##### Records provided

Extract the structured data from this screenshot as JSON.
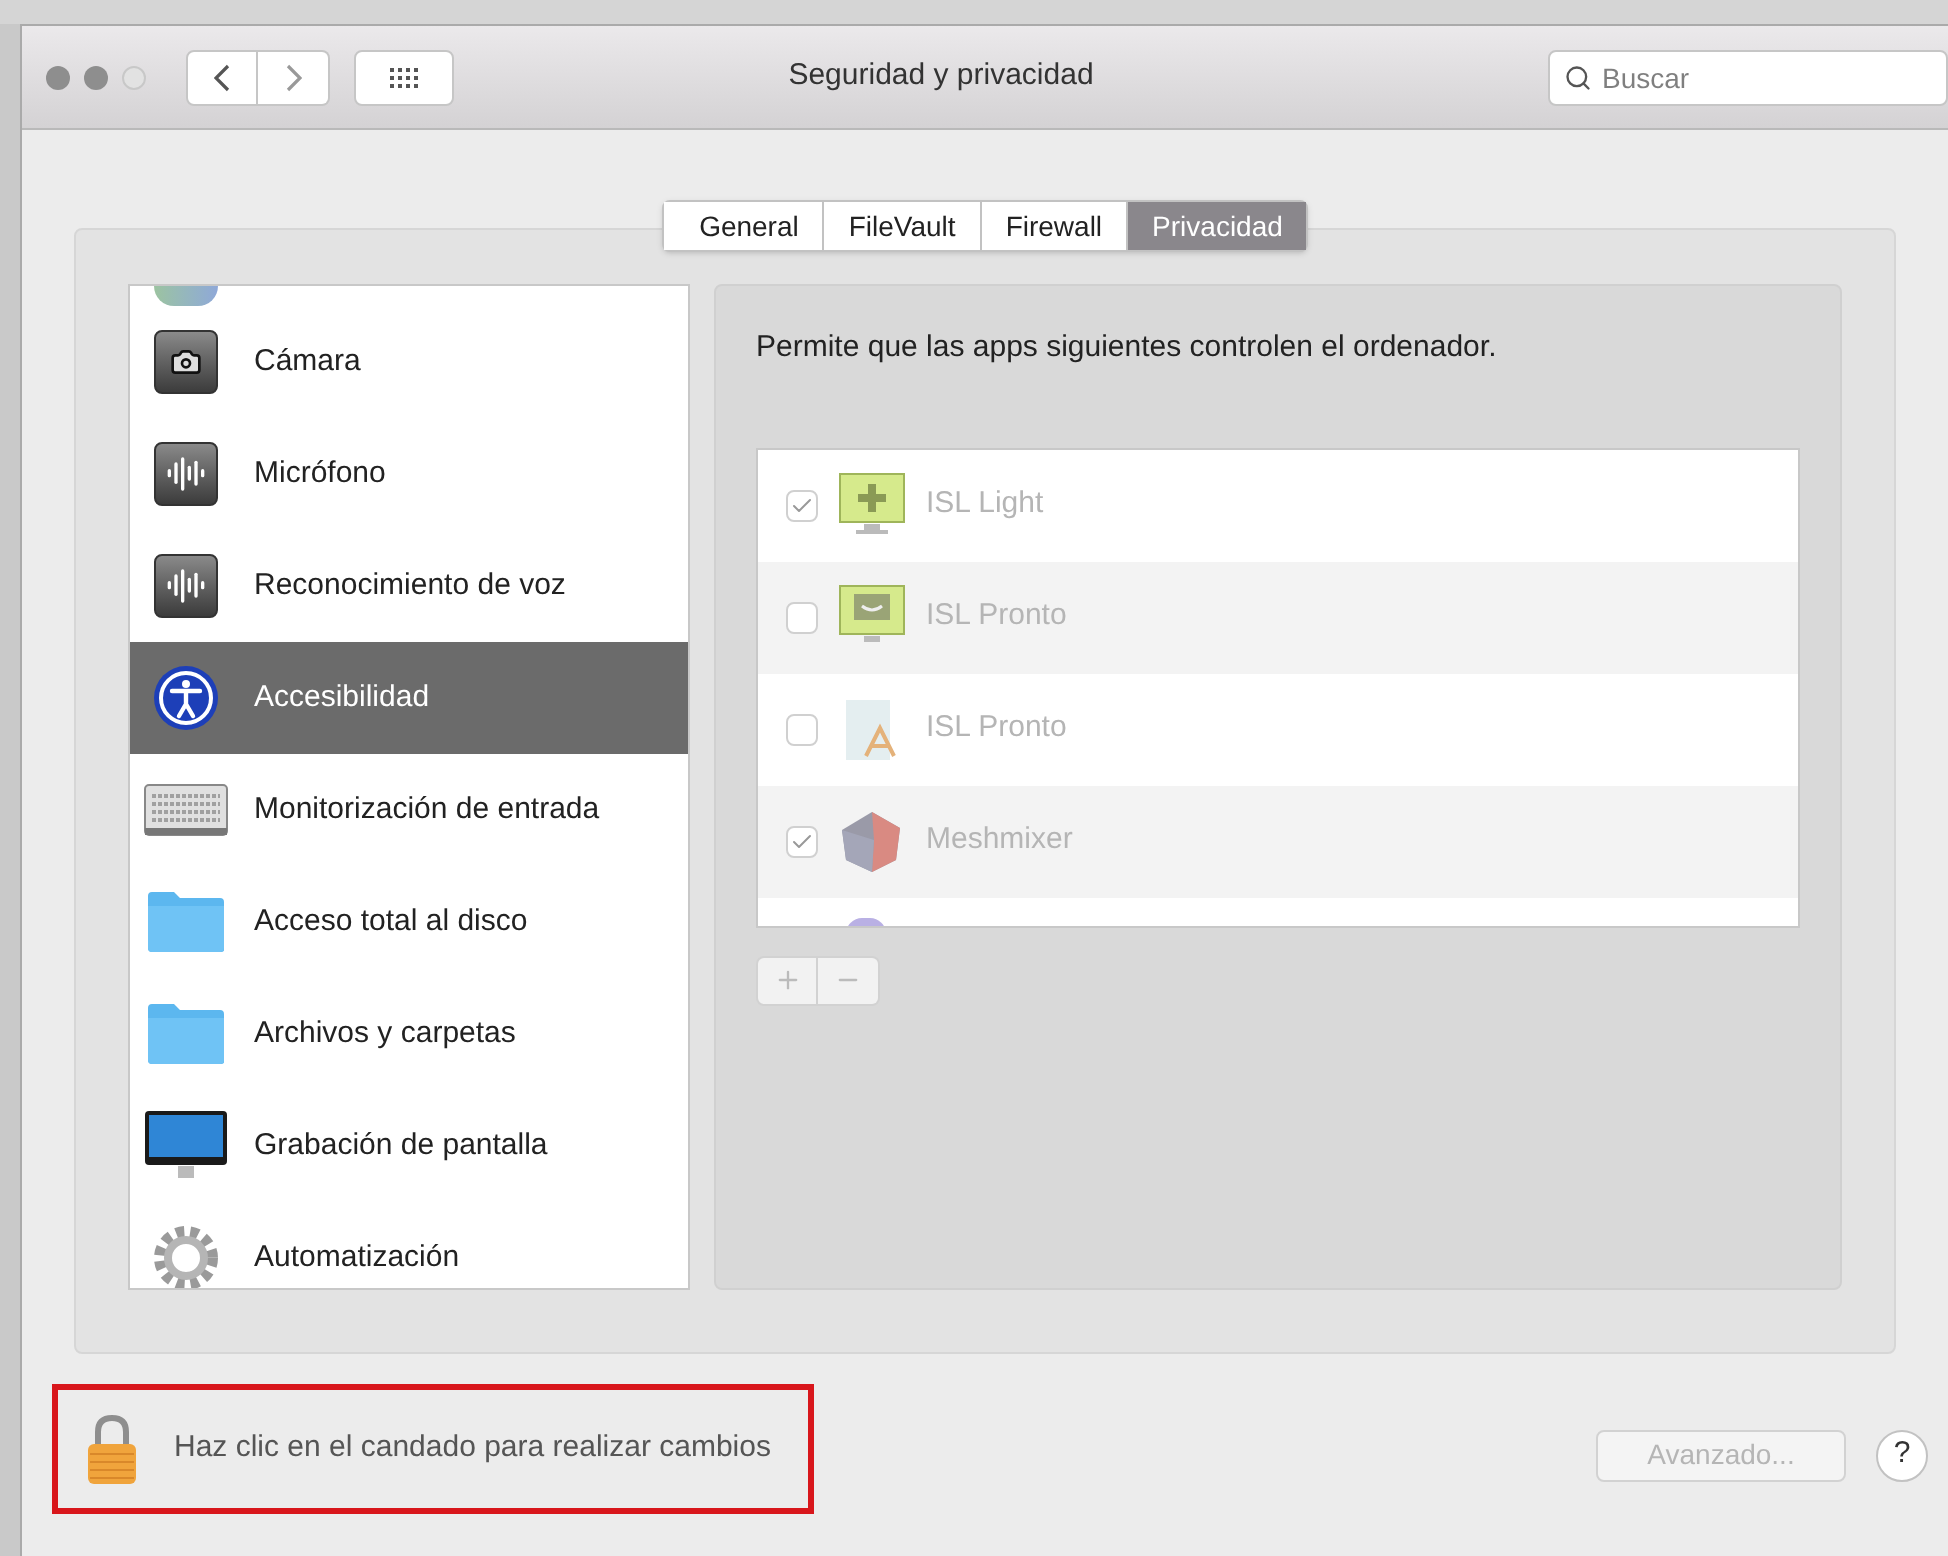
{
  "window": {
    "title": "Seguridad y privacidad"
  },
  "search": {
    "placeholder": "Buscar"
  },
  "tabs": [
    {
      "label": "General",
      "selected": false
    },
    {
      "label": "FileVault",
      "selected": false
    },
    {
      "label": "Firewall",
      "selected": false
    },
    {
      "label": "Privacidad",
      "selected": true
    }
  ],
  "sidebar": {
    "items": [
      {
        "kind": "camera",
        "label": "Cámara",
        "selected": false
      },
      {
        "kind": "waveform",
        "label": "Micrófono",
        "selected": false
      },
      {
        "kind": "waveform",
        "label": "Reconocimiento de voz",
        "selected": false
      },
      {
        "kind": "accessibility",
        "label": "Accesibilidad",
        "selected": true
      },
      {
        "kind": "keyboard",
        "label": "Monitorización de entrada",
        "selected": false
      },
      {
        "kind": "folder",
        "label": "Acceso total al disco",
        "selected": false
      },
      {
        "kind": "folder",
        "label": "Archivos y carpetas",
        "selected": false
      },
      {
        "kind": "monitor",
        "label": "Grabación de pantalla",
        "selected": false
      },
      {
        "kind": "gear",
        "label": "Automatización",
        "selected": false
      }
    ]
  },
  "description": "Permite que las apps siguientes controlen el ordenador.",
  "apps": [
    {
      "kind": "plus-monitor",
      "name": "ISL Light",
      "checked": true
    },
    {
      "kind": "chat-monitor",
      "name": "ISL Pronto",
      "checked": false
    },
    {
      "kind": "installer",
      "name": "ISL Pronto",
      "checked": false
    },
    {
      "kind": "polyhedron",
      "name": "Meshmixer",
      "checked": true
    }
  ],
  "lock_message": "Haz clic en el candado para realizar cambios",
  "advanced_button": {
    "label": "Avanzado...",
    "disabled": true
  },
  "help_button": {
    "label": "?"
  }
}
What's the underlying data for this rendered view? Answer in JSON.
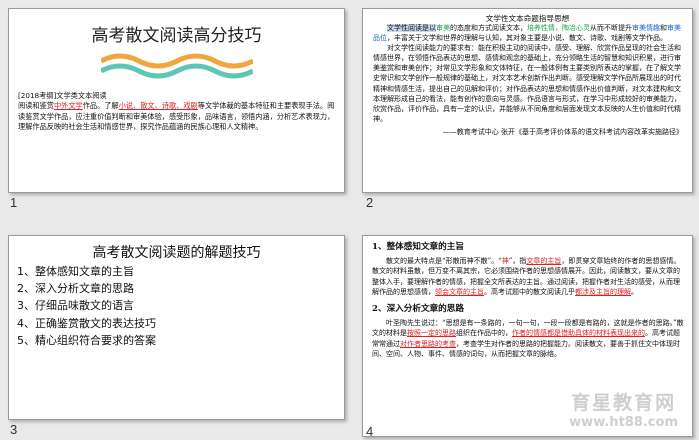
{
  "slides": [
    {
      "number": "1",
      "title": "高考散文阅读高分技巧",
      "wave_colors": [
        "#f0a63c",
        "#5cc7b3"
      ],
      "line1": "[2018考纲]文学类文本阅读",
      "line2_a": "阅读和鉴赏",
      "line2_b": "中外文学",
      "line2_c": "作品。了解",
      "line2_d": "小说、散文、诗歌、戏剧",
      "line2_e": "等文学体裁的基本特征和主要表现手法。阅读鉴赏文学作品，应注重价值判断和审美体验，感受形象，品味语言，领悟内涵，分析艺术表现力，理解作品反映的社会生活和情感世界，探究作品蕴涵的民族心理和人文精神。"
    },
    {
      "number": "2",
      "title": "文学性文本命题指导思想",
      "p1_a": "文学性阅读是以",
      "p1_b": "审美",
      "p1_c": "的态度和方式阅读文本，",
      "p1_d": "培养性情，陶冶心灵",
      "p1_e": "从而不断提升",
      "p1_f": "审美情趣",
      "p1_g": "和",
      "p1_h": "审美品位",
      "p1_i": "，丰富关于文学和世界的理解与认知，其对象主要是小说、散文、诗歌、戏剧等文学作品。",
      "p2": "对文学性阅读能力的要求有：能在积极主动的阅读中，感受、理解、欣赏作品呈现的社会生活和情感世界，在领悟作品表达的思想、感情和观念的基础上，充分领略生活的智慧和知识积累，进行审美鉴赏和审美创作；对常见文学形象和文体特征，在一般体例有主要类别所表达的掌握，在了解文学史常识和文学创作一般规律的基础上，对文本艺术创新作出判断。感受理解文学作品所展现出的时代精神和情感生活，提出自己的见解和评价；对作品表达的思想和情感作出价值判断，对文本建构和文本理解形成自己的看法，能有创作的意向与灵感。作品语言与形式，在学习中形成较好的审美能力，欣赏作品，评价作品，具有一定的认识，并能够从不同角度和层面发现文本反映的人生价值和时代精神。",
      "source": "——教育考试中心 张开《基于高考评价体系的语文科考试内容改革实施路径》"
    },
    {
      "number": "3",
      "title": "高考散文阅读题的解题技巧",
      "items": [
        "1、整体感知文章的主旨",
        "2、深入分析文章的思路",
        "3、仔细品味散文的语言",
        "4、正确鉴赏散文的表达技巧",
        "5、精心组织符合要求的答案"
      ]
    },
    {
      "number": "4",
      "h1": "1、整体感知文章的主旨",
      "p1_a": "散文的最大特点是“形散而神不散”。“",
      "p1_b": "神",
      "p1_c": "”，指",
      "p1_d": "文章的主旨",
      "p1_e": "，即贯穿文章始终的作者的思想感情。散文的材料虽散，但万变不离其宗，它必须围绕作者的思想感情展开。因此，阅读散文，要从文章的整体入手，要理解作者的情感，把握全文所表达的主旨。通过阅读，把握作者对生活的感受，从而理解作品的思想感情，",
      "p1_f": "领会文章的主旨",
      "p1_g": "。高考试题中的散文阅读几乎",
      "p1_h": "都涉及主旨的理解",
      "p1_i": "。",
      "h2": "2、深入分析文章的思路",
      "p2_a": "叶圣陶先生说过：“思想是有一条路的，一句一句，一段一段都是有路的，这就是作者的思路。”散文的材料是",
      "p2_b": "按照一定的思路",
      "p2_c": "组织在作品中的，",
      "p2_d": "作者的情感都是借助具体的材料表现出来的",
      "p2_e": "。高考试题常常通过",
      "p2_f": "对作者思路的考查",
      "p2_g": "，考查学生对作者的思路的把握能力。阅读散文，要善于抓住文中体现时间、空间、人物、事件、情感的词句，从而把握文章的脉络。"
    }
  ],
  "watermark": {
    "line1": "育星教育网",
    "line2": "www.ht88.com"
  }
}
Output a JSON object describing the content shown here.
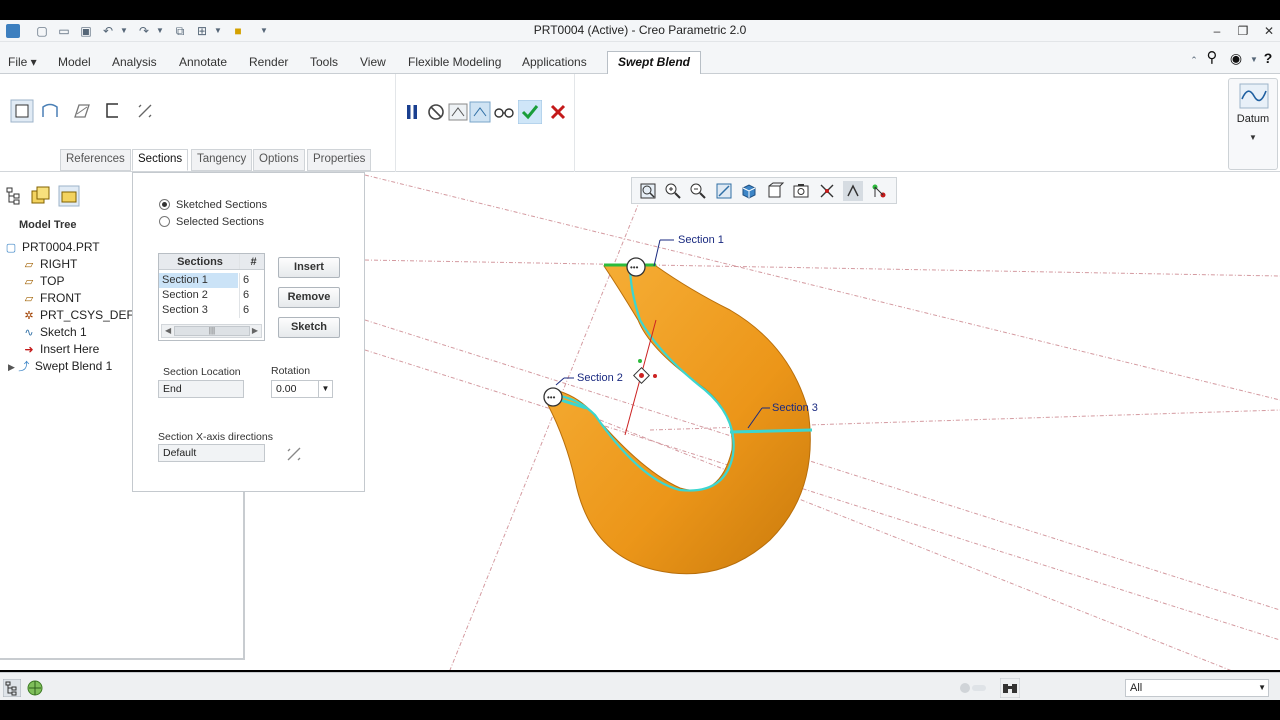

##########

What you have to do: Transcribe every line in the entries above, taking out only the images.

Correct output:
Extract the structured data from this screenshot as JSON.
{
  "window": {
    "title": "Seguridad y privacidad"
  },
  "search": {
    "placeholder": "Buscar"
  },
  "tabs": [
    {
      "label": "General",
      "selected": false
    },
    {
      "label": "FileVault",
      "selected": false
    },
    {
      "label": "Firewall",
      "selected": false
    },
    {
      "label": "Privacidad",
      "selected": true
    }
  ],
  "sidebar": {
    "items": [
      {
        "kind": "camera",
        "label": "Cámara",
        "selected": false
      },
      {
        "kind": "waveform",
        "label": "Micrófono",
        "selected": false
      },
      {
        "kind": "waveform",
        "label": "Reconocimiento de voz",
        "selected": false
      },
      {
        "kind": "accessibility",
        "label": "Accesibilidad",
        "selected": true
      },
      {
        "kind": "keyboard",
        "label": "Monitorización de entrada",
        "selected": false
      },
      {
        "kind": "folder",
        "label": "Acceso total al disco",
        "selected": false
      },
      {
        "kind": "folder",
        "label": "Archivos y carpetas",
        "selected": false
      },
      {
        "kind": "monitor",
        "label": "Grabación de pantalla",
        "selected": false
      },
      {
        "kind": "gear",
        "label": "Automatización",
        "selected": false
      }
    ]
  },
  "description": "Permite que las apps siguientes controlen el ordenador.",
  "apps": [
    {
      "kind": "plus-monitor",
      "name": "ISL Light",
      "checked": true
    },
    {
      "kind": "chat-monitor",
      "name": "ISL Pronto",
      "checked": false
    },
    {
      "kind": "installer",
      "name": "ISL Pronto",
      "checked": false
    },
    {
      "kind": "polyhedron",
      "name": "Meshmixer",
      "checked": true
    }
  ],
  "lock_message": "Haz clic en el candado para realizar cambios",
  "advanced_button": {
    "label": "Avanzado...",
    "disabled": true
  },
  "help_button": {
    "label": "?"
  }
}
What's the underlying data for this rendered view? Answer in JSON.
{
  "slides": [
    {
      "number": "1",
      "title": "高考散文阅读高分技巧",
      "wave_colors": [
        "#f0a63c",
        "#5cc7b3"
      ],
      "line1": "[2018考纲]文学类文本阅读",
      "line2_a": "阅读和鉴赏",
      "line2_b": "中外文学",
      "line2_c": "作品。了解",
      "line2_d": "小说、散文、诗歌、戏剧",
      "line2_e": "等文学体裁的基本特征和主要表现手法。阅读鉴赏文学作品，应注重价值判断和审美体验，感受形象，品味语言，领悟内涵，分析艺术表现力，理解作品反映的社会生活和情感世界，探究作品蕴涵的民族心理和人文精神。"
    },
    {
      "number": "2",
      "title": "文学性文本命题指导思想",
      "p1_a": "文学性阅读是以",
      "p1_b": "审美",
      "p1_c": "的态度和方式阅读文本，",
      "p1_d": "培养性情，陶冶心灵",
      "p1_e": "从而不断提升",
      "p1_f": "审美情趣",
      "p1_g": "和",
      "p1_h": "审美品位",
      "p1_i": "，丰富关于文学和世界的理解与认知，其对象主要是小说、散文、诗歌、戏剧等文学作品。",
      "p2": "对文学性阅读能力的要求有：能在积极主动的阅读中，感受、理解、欣赏作品呈现的社会生活和情感世界，在领悟作品表达的思想、感情和观念的基础上，充分领略生活的智慧和知识积累，进行审美鉴赏和审美创作；对常见文学形象和文体特征，在一般体例有主要类别所表达的掌握，在了解文学史常识和文学创作一般规律的基础上，对文本艺术创新作出判断。感受理解文学作品所展现出的时代精神和情感生活，提出自己的见解和评价；对作品表达的思想和情感作出价值判断，对文本建构和文本理解形成自己的看法，能有创作的意向与灵感。作品语言与形式，在学习中形成较好的审美能力，欣赏作品，评价作品，具有一定的认识，并能够从不同角度和层面发现文本反映的人生价值和时代精神。",
      "source": "——教育考试中心 张开《基于高考评价体系的语文科考试内容改革实施路径》"
    },
    {
      "number": "3",
      "title": "高考散文阅读题的解题技巧",
      "items": [
        "1、整体感知文章的主旨",
        "2、深入分析文章的思路",
        "3、仔细品味散文的语言",
        "4、正确鉴赏散文的表达技巧",
        "5、精心组织符合要求的答案"
      ]
    },
    {
      "number": "4",
      "h1": "1、整体感知文章的主旨",
      "p1_a": "散文的最大特点是“形散而神不散”。“",
      "p1_b": "神",
      "p1_c": "”，指",
      "p1_d": "文章的主旨",
      "p1_e": "，即贯穿文章始终的作者的思想感情。散文的材料虽散，但万变不离其宗，它必须围绕作者的思想感情展开。因此，阅读散文，要从文章的整体入手，要理解作者的情感，把握全文所表达的主旨。通过阅读，把握作者对生活的感受，从而理解作品的思想感情，",
      "p1_f": "领会文章的主旨",
      "p1_g": "。高考试题中的散文阅读几乎",
      "p1_h": "都涉及主旨的理解",
      "p1_i": "。",
      "h2": "2、深入分析文章的思路",
      "p2_a": "叶圣陶先生说过：“思想是有一条路的，一句一句，一段一段都是有路的，这就是作者的思路。”散文的材料是",
      "p2_b": "按照一定的思路",
      "p2_c": "组织在作品中的，",
      "p2_d": "作者的情感都是借助具体的材料表现出来的",
      "p2_e": "。高考试题常常通过",
      "p2_f": "对作者思路的考查",
      "p2_g": "，考查学生对作者的思路的把握能力。阅读散文，要善于抓住文中体现时间、空间、人物、事件、情感的词句，从而把握文章的脉络。"
    }
  ],
  "watermark": {
    "line1": "育星教育网",
    "line2": "www.ht88.com"
  }
}
Output a JSON object describing the content shown here.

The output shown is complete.